(Collection entries)

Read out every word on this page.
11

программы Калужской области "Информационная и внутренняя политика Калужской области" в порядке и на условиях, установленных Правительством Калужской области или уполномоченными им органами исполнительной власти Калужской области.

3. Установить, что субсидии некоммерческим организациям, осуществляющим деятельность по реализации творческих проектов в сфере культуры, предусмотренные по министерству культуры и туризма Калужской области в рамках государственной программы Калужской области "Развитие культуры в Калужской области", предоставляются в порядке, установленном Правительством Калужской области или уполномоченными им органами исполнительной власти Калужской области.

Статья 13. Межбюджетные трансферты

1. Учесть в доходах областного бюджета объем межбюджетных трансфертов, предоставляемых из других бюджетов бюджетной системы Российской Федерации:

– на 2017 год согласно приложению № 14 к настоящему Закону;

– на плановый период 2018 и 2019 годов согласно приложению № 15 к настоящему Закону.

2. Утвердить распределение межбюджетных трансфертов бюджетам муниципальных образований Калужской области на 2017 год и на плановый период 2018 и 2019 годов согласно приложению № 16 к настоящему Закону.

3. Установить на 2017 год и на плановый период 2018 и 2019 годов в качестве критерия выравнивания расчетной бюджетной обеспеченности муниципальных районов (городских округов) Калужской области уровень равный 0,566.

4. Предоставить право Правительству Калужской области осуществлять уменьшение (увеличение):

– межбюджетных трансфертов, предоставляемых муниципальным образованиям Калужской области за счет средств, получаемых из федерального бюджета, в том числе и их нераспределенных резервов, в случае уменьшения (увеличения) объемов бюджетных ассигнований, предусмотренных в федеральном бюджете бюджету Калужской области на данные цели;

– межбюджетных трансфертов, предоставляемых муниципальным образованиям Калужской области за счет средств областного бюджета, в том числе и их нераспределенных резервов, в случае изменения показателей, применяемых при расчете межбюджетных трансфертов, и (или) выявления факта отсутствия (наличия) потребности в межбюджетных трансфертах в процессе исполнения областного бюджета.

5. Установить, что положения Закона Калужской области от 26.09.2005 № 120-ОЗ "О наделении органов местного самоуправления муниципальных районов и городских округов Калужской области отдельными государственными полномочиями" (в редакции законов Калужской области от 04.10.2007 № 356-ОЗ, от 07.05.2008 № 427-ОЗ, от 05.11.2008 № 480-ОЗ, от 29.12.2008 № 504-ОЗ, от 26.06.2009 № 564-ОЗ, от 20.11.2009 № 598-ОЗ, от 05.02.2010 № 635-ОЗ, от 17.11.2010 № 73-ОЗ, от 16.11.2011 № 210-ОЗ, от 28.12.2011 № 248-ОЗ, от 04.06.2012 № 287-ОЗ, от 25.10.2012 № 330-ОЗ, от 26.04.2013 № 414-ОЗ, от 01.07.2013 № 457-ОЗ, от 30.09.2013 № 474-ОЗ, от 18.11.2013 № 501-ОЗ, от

**REQUIRED TASK:**
Say how many lines in the records contain the string "бюджетной", and say nothing else.

**ANSWER TO THIS TASK:**
2